## TASK REQUIREMENTS
Locate the lines where "body" occurs and copy them as they stand.

## TASK INPUT
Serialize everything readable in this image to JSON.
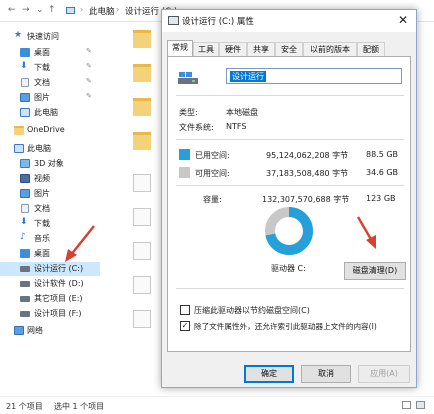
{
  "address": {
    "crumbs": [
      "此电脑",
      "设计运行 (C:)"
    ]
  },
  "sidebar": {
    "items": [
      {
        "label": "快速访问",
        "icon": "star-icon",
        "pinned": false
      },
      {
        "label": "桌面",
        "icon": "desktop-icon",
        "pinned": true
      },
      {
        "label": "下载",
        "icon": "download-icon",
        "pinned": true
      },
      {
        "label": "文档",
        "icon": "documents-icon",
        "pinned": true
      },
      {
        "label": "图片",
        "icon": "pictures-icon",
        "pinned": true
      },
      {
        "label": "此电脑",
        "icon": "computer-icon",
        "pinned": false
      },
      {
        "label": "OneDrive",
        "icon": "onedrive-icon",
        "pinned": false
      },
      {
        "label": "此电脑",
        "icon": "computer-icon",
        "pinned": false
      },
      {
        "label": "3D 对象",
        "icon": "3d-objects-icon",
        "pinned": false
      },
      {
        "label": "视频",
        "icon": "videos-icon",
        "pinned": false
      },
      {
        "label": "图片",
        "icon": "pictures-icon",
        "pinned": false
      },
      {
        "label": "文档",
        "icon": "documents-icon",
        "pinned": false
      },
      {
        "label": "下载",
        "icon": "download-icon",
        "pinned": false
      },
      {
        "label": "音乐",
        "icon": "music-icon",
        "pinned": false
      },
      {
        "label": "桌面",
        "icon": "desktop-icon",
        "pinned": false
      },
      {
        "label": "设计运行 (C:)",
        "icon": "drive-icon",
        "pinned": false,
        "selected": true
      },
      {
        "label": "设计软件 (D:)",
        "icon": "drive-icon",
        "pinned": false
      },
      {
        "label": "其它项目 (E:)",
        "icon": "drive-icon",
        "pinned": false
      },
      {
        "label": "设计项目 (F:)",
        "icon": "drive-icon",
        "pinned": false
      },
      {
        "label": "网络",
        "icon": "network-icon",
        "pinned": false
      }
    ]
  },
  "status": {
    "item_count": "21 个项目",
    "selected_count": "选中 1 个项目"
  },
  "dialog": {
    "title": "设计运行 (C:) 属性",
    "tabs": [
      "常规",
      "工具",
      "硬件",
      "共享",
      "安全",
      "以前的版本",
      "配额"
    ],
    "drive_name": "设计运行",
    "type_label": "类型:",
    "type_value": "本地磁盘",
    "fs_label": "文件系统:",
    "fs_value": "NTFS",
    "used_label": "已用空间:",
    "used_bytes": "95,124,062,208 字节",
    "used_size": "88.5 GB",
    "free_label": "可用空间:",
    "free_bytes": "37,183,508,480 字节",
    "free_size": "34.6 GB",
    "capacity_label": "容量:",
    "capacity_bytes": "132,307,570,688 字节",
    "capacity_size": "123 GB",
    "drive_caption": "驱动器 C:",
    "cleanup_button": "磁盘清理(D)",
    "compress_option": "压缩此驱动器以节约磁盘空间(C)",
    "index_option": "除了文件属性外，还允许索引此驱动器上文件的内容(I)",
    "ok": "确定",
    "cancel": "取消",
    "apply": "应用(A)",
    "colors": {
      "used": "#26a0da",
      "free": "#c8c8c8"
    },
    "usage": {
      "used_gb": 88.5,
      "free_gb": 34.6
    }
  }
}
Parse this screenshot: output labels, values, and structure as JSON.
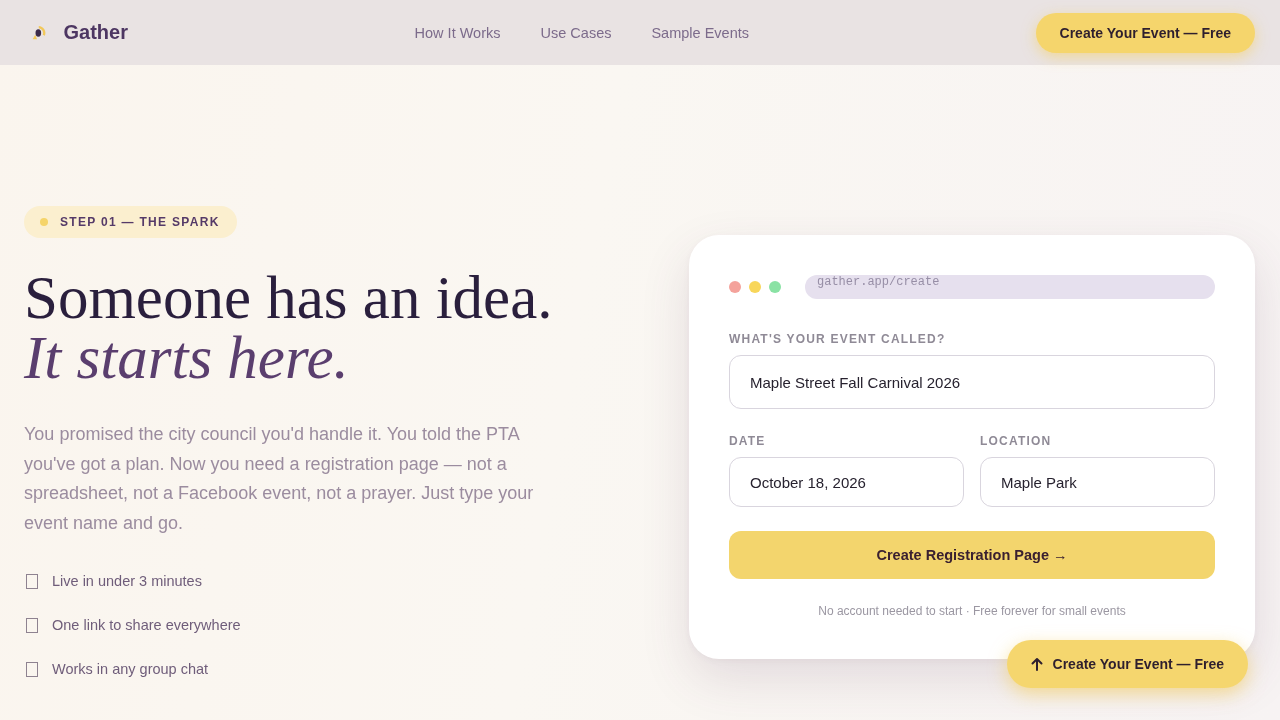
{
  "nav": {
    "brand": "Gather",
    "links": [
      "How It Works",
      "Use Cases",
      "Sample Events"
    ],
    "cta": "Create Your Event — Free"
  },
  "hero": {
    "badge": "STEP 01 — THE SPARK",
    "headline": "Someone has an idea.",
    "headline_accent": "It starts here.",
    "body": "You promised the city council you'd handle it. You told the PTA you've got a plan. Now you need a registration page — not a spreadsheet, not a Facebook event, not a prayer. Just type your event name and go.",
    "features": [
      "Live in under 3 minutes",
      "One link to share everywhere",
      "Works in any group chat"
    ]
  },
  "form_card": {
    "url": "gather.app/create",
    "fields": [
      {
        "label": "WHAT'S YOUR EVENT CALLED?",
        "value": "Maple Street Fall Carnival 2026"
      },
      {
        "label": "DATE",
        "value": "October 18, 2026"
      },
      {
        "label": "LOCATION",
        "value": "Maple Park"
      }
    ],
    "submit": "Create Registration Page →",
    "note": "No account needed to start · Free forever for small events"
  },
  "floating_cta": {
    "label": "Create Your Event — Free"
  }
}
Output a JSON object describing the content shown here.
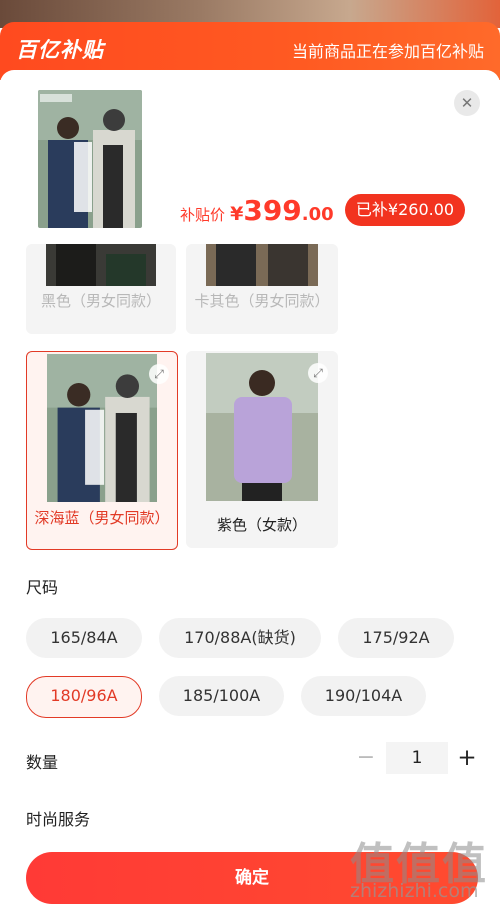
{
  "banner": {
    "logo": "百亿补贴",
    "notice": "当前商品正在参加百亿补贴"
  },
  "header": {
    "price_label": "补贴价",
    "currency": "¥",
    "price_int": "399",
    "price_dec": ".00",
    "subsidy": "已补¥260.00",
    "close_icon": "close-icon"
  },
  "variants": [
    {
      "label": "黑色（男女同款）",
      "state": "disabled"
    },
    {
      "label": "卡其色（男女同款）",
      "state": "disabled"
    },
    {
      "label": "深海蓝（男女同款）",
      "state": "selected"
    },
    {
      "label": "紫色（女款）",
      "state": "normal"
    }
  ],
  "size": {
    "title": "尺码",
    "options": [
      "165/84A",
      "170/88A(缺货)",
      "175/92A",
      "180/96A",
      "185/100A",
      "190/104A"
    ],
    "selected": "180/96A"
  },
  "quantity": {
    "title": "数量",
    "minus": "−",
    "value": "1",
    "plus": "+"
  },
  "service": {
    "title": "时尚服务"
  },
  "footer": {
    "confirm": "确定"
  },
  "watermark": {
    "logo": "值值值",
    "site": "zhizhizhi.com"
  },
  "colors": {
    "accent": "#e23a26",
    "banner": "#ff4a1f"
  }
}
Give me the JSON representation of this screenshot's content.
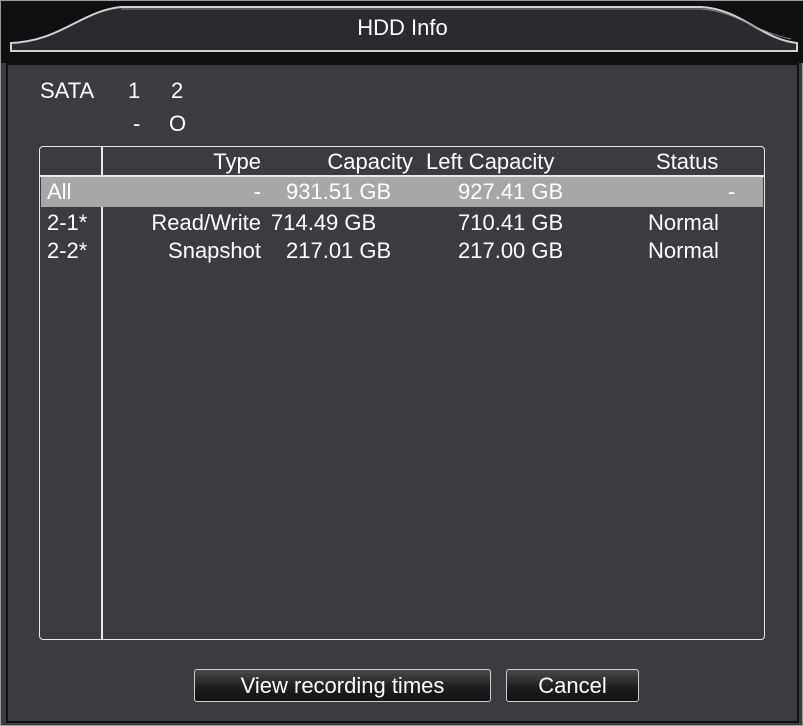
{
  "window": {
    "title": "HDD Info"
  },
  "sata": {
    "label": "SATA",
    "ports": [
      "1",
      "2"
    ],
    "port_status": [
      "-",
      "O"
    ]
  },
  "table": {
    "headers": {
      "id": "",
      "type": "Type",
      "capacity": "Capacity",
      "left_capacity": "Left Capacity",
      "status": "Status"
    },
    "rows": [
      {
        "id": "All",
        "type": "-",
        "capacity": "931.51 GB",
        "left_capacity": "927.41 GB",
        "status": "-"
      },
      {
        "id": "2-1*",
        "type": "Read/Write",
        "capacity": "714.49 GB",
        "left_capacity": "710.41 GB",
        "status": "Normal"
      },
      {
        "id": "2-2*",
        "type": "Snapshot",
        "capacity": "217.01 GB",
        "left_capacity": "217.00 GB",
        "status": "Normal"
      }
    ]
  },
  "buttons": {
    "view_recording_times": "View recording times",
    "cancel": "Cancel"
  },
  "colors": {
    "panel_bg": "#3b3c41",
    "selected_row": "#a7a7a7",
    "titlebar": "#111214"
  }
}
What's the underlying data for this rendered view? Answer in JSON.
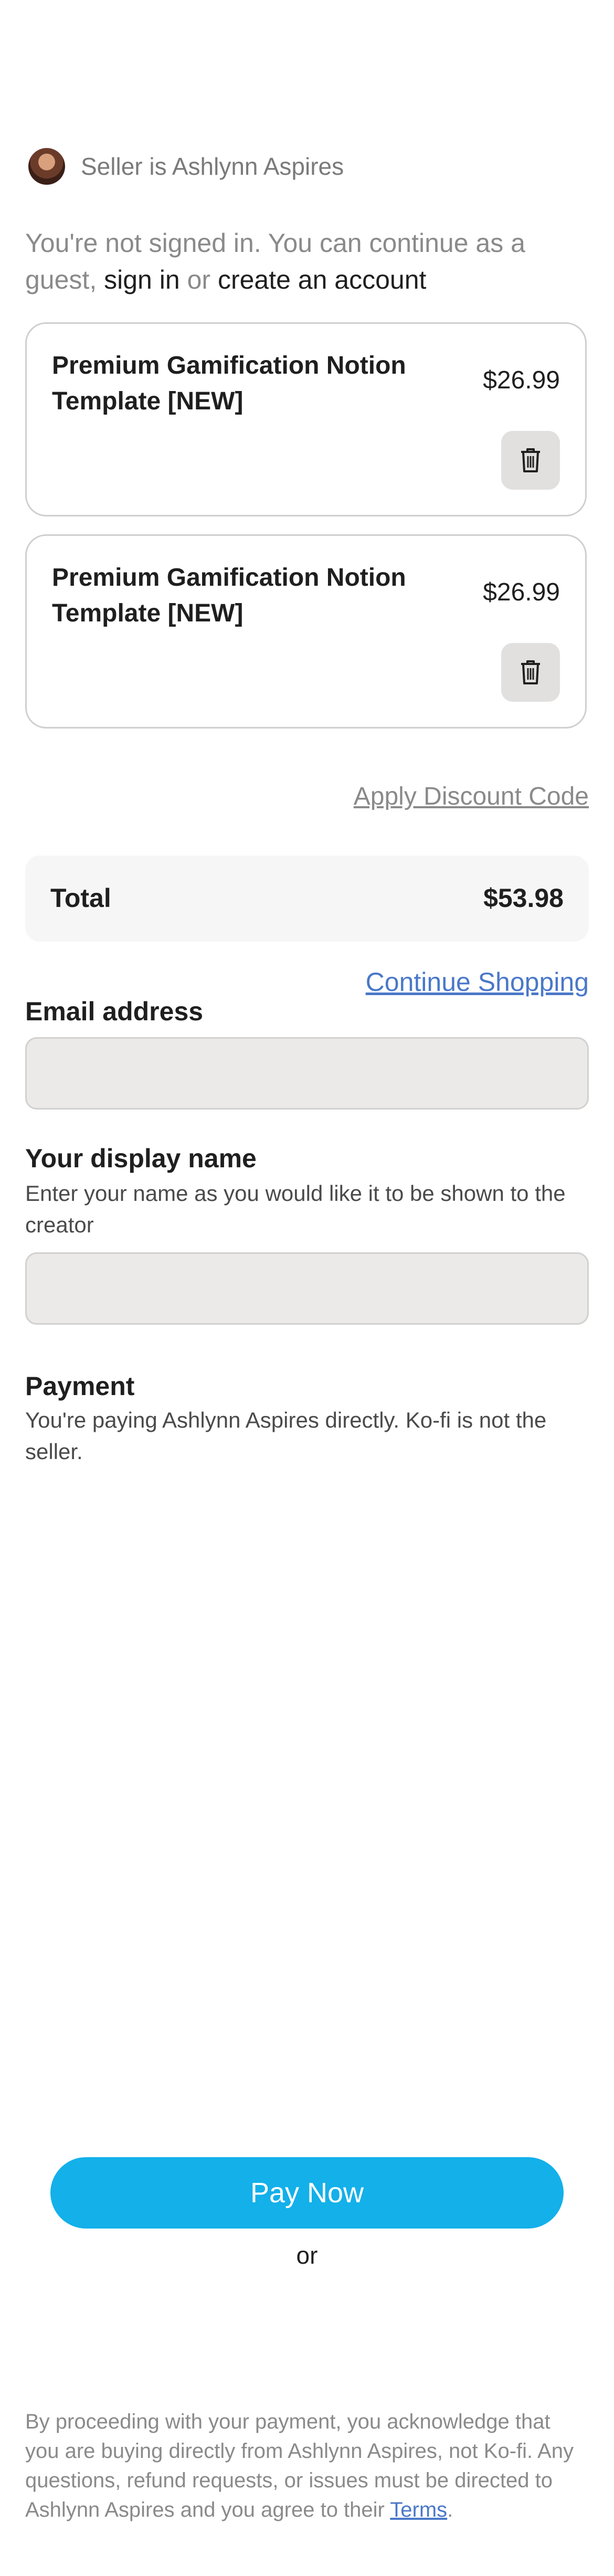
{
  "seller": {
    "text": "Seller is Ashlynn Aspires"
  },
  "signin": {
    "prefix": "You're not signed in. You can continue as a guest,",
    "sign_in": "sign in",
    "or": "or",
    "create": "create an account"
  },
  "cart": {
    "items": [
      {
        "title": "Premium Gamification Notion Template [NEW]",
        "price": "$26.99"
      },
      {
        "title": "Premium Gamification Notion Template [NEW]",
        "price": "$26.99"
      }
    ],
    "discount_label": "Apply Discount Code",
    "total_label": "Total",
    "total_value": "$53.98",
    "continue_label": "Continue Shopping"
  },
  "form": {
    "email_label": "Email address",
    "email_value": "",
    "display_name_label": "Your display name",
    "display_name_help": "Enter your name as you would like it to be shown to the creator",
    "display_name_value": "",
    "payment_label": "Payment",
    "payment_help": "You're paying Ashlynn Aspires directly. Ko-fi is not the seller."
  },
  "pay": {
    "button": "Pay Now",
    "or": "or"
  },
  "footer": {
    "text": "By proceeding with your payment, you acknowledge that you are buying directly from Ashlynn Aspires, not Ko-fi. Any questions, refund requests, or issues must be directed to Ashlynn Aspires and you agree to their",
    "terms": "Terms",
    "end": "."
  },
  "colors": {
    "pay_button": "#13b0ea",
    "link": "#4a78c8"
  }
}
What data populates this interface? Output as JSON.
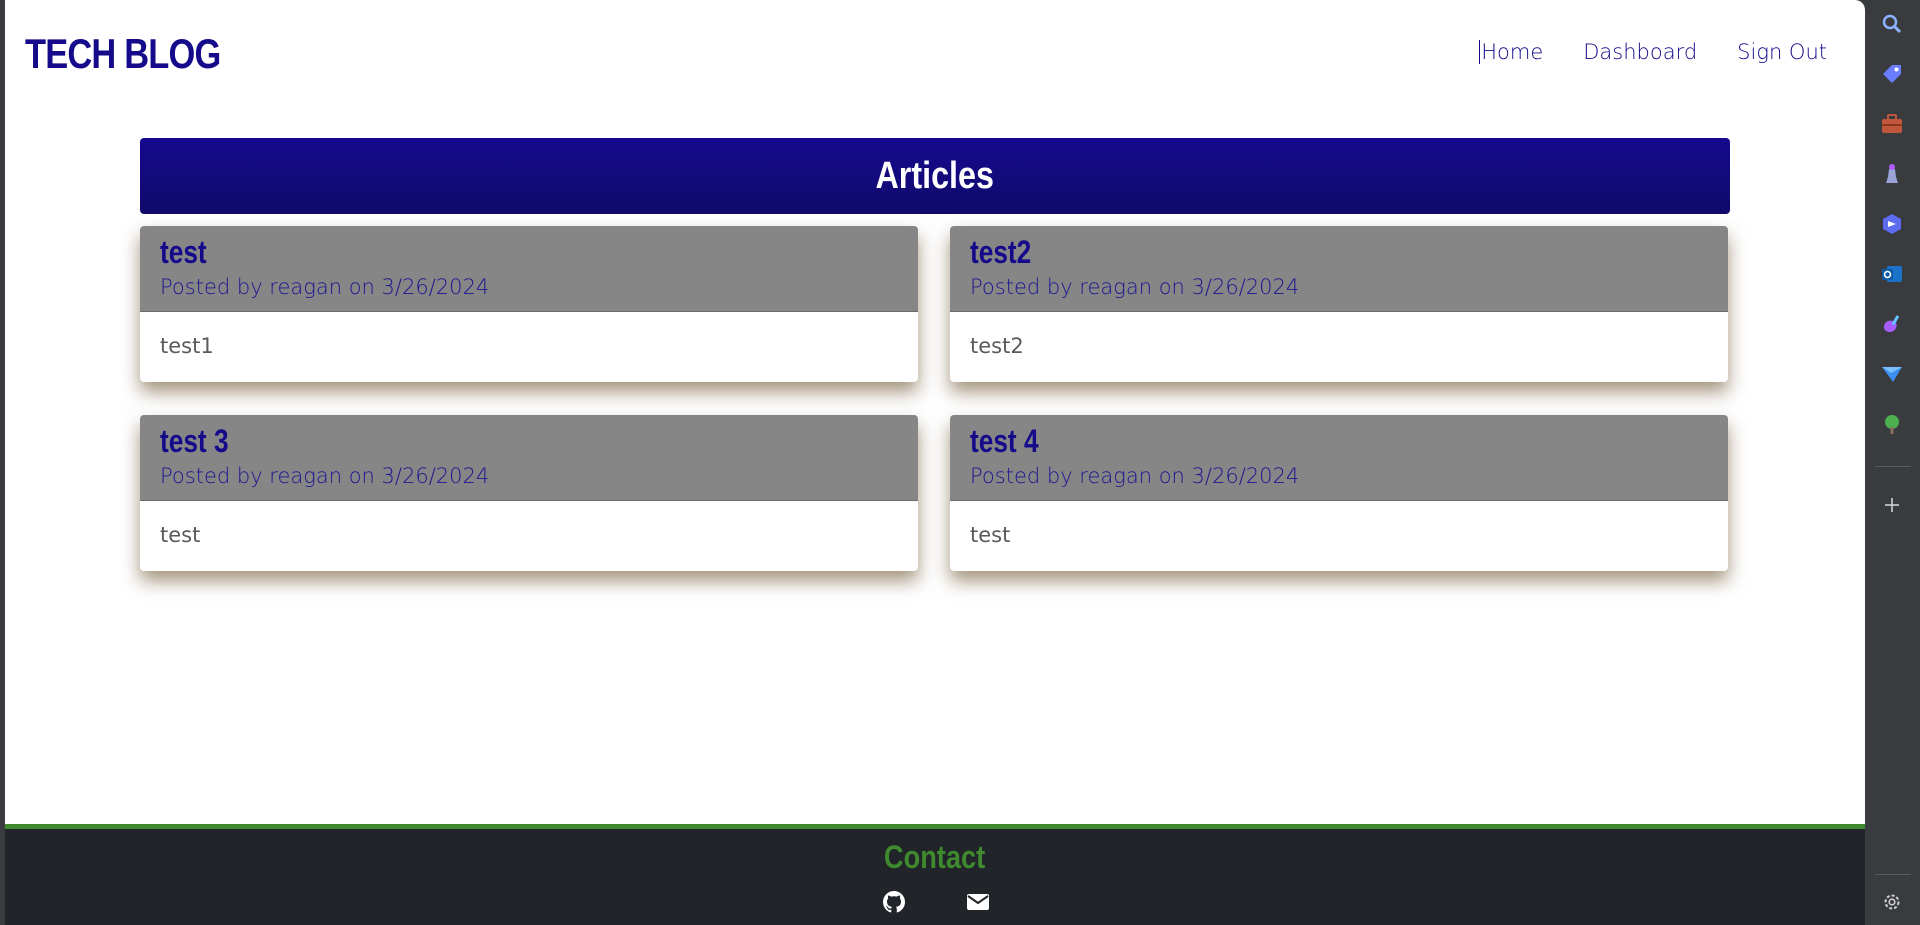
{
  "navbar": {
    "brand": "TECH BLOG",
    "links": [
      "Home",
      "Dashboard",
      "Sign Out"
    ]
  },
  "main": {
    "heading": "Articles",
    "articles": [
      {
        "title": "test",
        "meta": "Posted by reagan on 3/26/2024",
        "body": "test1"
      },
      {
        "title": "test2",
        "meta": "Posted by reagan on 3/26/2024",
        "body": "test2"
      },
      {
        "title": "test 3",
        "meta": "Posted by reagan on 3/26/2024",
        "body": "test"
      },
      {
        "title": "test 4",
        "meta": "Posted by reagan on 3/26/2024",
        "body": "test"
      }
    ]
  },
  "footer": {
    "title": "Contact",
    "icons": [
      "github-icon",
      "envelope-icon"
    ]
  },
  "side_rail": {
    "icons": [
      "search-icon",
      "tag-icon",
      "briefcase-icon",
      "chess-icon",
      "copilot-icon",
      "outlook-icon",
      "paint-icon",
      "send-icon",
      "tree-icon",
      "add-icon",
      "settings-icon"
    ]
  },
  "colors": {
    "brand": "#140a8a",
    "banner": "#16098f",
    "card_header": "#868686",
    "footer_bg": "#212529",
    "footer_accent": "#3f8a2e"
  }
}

## ANSWER TO THIS PROBLEM
    "body": "You promised the city council you'd handle it. You told the PTA you've got a plan. Now you need a registration page — not a spreadsheet, not a Facebook event, not a prayer. Just type your event name and go.",
        "body": "test1"
        "body": "test2"
        "body": "test"
        "body": "test"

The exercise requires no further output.